Restate the complete material exactly.

▼

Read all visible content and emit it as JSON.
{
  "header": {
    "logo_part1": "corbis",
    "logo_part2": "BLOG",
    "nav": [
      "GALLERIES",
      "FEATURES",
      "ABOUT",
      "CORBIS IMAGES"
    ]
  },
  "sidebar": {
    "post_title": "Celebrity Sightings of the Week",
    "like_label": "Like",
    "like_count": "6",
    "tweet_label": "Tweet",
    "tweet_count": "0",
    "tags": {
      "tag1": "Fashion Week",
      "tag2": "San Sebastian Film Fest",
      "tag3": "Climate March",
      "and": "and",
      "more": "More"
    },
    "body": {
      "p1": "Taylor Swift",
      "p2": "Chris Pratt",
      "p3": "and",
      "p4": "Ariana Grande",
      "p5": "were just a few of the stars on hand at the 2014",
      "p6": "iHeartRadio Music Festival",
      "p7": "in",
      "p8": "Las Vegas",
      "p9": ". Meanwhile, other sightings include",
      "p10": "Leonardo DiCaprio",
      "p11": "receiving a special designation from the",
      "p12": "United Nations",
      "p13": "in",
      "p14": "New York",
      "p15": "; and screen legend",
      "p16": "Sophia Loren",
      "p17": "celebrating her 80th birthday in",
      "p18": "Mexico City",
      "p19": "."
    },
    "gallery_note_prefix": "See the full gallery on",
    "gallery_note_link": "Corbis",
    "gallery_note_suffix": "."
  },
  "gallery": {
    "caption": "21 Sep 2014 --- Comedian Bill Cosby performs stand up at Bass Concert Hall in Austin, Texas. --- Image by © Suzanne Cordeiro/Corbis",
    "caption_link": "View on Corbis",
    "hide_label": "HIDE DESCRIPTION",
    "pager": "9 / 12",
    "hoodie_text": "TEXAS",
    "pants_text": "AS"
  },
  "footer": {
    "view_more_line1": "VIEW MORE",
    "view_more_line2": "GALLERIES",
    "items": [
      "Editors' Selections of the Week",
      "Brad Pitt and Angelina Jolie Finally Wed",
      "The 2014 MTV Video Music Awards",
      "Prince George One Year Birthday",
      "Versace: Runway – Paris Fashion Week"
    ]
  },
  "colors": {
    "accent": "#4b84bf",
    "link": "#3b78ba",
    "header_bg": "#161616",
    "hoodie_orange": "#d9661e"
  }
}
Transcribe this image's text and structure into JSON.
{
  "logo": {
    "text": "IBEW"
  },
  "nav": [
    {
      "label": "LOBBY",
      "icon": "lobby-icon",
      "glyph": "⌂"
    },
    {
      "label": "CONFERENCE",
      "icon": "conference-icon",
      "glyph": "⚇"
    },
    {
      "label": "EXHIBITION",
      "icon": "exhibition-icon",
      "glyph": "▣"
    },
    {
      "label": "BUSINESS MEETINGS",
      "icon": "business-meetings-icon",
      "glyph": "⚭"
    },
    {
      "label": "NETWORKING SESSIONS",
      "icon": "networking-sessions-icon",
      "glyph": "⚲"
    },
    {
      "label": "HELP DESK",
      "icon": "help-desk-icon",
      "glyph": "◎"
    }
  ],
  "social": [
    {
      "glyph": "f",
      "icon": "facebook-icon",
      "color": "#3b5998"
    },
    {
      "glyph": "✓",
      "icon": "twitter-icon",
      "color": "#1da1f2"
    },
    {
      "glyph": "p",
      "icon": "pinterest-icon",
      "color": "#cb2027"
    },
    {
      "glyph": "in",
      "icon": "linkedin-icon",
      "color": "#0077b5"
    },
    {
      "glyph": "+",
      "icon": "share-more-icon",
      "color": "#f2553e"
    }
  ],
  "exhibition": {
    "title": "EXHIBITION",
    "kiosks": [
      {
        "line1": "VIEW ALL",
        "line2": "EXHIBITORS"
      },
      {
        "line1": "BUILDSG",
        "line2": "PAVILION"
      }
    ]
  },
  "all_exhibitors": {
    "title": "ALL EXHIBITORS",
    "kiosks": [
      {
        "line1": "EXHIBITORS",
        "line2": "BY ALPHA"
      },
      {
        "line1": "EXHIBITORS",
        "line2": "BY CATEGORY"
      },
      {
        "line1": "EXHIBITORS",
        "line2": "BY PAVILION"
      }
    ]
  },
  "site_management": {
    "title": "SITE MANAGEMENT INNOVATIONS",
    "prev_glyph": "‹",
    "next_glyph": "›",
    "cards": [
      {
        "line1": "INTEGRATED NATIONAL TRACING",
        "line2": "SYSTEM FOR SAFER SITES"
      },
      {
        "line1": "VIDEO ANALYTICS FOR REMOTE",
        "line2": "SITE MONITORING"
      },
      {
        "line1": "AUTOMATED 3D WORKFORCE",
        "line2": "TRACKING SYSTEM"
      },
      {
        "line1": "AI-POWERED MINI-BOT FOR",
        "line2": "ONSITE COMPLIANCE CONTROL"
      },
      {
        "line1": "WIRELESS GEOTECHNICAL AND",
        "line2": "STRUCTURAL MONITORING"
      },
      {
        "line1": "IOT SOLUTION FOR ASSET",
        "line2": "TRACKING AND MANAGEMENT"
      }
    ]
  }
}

▲

» **Solution**:
Read all visible content and emit it as JSON.
{
  "header": {
    "logo_part1": "corbis",
    "logo_part2": "BLOG",
    "nav": [
      "GALLERIES",
      "FEATURES",
      "ABOUT",
      "CORBIS IMAGES"
    ]
  },
  "sidebar": {
    "post_title": "Celebrity Sightings of the Week",
    "like_label": "Like",
    "like_count": "6",
    "tweet_label": "Tweet",
    "tweet_count": "0",
    "tags": {
      "tag1": "Fashion Week",
      "tag2": "San Sebastian Film Fest",
      "tag3": "Climate March",
      "and": "and",
      "more": "More"
    },
    "body": {
      "p1": "Taylor Swift",
      "p2": "Chris Pratt",
      "p3": "and",
      "p4": "Ariana Grande",
      "p5": "were just a few of the stars on hand at the 2014",
      "p6": "iHeartRadio Music Festival",
      "p7": "in",
      "p8": "Las Vegas",
      "p9": ". Meanwhile, other sightings include",
      "p10": "Leonardo DiCaprio",
      "p11": "receiving a special designation from the",
      "p12": "United Nations",
      "p13": "in",
      "p14": "New York",
      "p15": "; and screen legend",
      "p16": "Sophia Loren",
      "p17": "celebrating her 80th birthday in",
      "p18": "Mexico City",
      "p19": "."
    },
    "gallery_note_prefix": "See the full gallery on",
    "gallery_note_link": "Corbis",
    "gallery_note_suffix": "."
  },
  "gallery": {
    "caption": "21 Sep 2014 --- Comedian Bill Cosby performs stand up at Bass Concert Hall in Austin, Texas. --- Image by © Suzanne Cordeiro/Corbis",
    "caption_link": "View on Corbis",
    "hide_label": "HIDE DESCRIPTION",
    "pager": "9 / 12",
    "hoodie_text": "TEXAS",
    "pants_text": "AS"
  },
  "footer": {
    "view_more_line1": "VIEW MORE",
    "view_more_line2": "GALLERIES",
    "items": [
      "Editors' Selections of the Week",
      "Brad Pitt and Angelina Jolie Finally Wed",
      "The 2014 MTV Video Music Awards",
      "Prince George One Year Birthday",
      "Versace: Runway – Paris Fashion Week"
    ]
  },
  "colors": {
    "accent": "#4b84bf",
    "link": "#3b78ba",
    "header_bg": "#161616",
    "hoodie_orange": "#d9661e"
  }
}
Transcribe this image's text and structure into JSON.
{
  "logo": {
    "text": "IBEW"
  },
  "nav": [
    {
      "label": "LOBBY",
      "icon": "lobby-icon",
      "glyph": "⌂"
    },
    {
      "label": "CONFERENCE",
      "icon": "conference-icon",
      "glyph": "⚇"
    },
    {
      "label": "EXHIBITION",
      "icon": "exhibition-icon",
      "glyph": "▣"
    },
    {
      "label": "BUSINESS MEETINGS",
      "icon": "business-meetings-icon",
      "glyph": "⚭"
    },
    {
      "label": "NETWORKING SESSIONS",
      "icon": "networking-sessions-icon",
      "glyph": "⚲"
    },
    {
      "label": "HELP DESK",
      "icon": "help-desk-icon",
      "glyph": "◎"
    }
  ],
  "social": [
    {
      "glyph": "f",
      "icon": "facebook-icon",
      "color": "#3b5998"
    },
    {
      "glyph": "✓",
      "icon": "twitter-icon",
      "color": "#1da1f2"
    },
    {
      "glyph": "p",
      "icon": "pinterest-icon",
      "color": "#cb2027"
    },
    {
      "glyph": "in",
      "icon": "linkedin-icon",
      "color": "#0077b5"
    },
    {
      "glyph": "+",
      "icon": "share-more-icon",
      "color": "#f2553e"
    }
  ],
  "exhibition": {
    "title": "EXHIBITION",
    "kiosks": [
      {
        "line1": "VIEW ALL",
        "line2": "EXHIBITORS"
      },
      {
        "line1": "BUILDSG",
        "line2": "PAVILION"
      }
    ]
  },
  "all_exhibitors": {
    "title": "ALL EXHIBITORS",
    "kiosks": [
      {
        "line1": "EXHIBITORS",
        "line2": "BY ALPHA"
      },
      {
        "line1": "EXHIBITORS",
        "line2": "BY CATEGORY"
      },
      {
        "line1": "EXHIBITORS",
        "line2": "BY PAVILION"
      }
    ]
  },
  "site_management": {
    "title": "SITE MANAGEMENT INNOVATIONS",
    "prev_glyph": "‹",
    "next_glyph": "›",
    "cards": [
      {
        "line1": "INTEGRATED NATIONAL TRACING",
        "line2": "SYSTEM FOR SAFER SITES"
      },
      {
        "line1": "VIDEO ANALYTICS FOR REMOTE",
        "line2": "SITE MONITORING"
      },
      {
        "line1": "AUTOMATED 3D WORKFORCE",
        "line2": "TRACKING SYSTEM"
      },
      {
        "line1": "AI-POWERED MINI-BOT FOR",
        "line2": "ONSITE COMPLIANCE CONTROL"
      },
      {
        "line1": "WIRELESS GEOTECHNICAL AND",
        "line2": "STRUCTURAL MONITORING"
      },
      {
        "line1": "IOT SOLUTION FOR ASSET",
        "line2": "TRACKING AND MANAGEMENT"
      }
    ]
  }
}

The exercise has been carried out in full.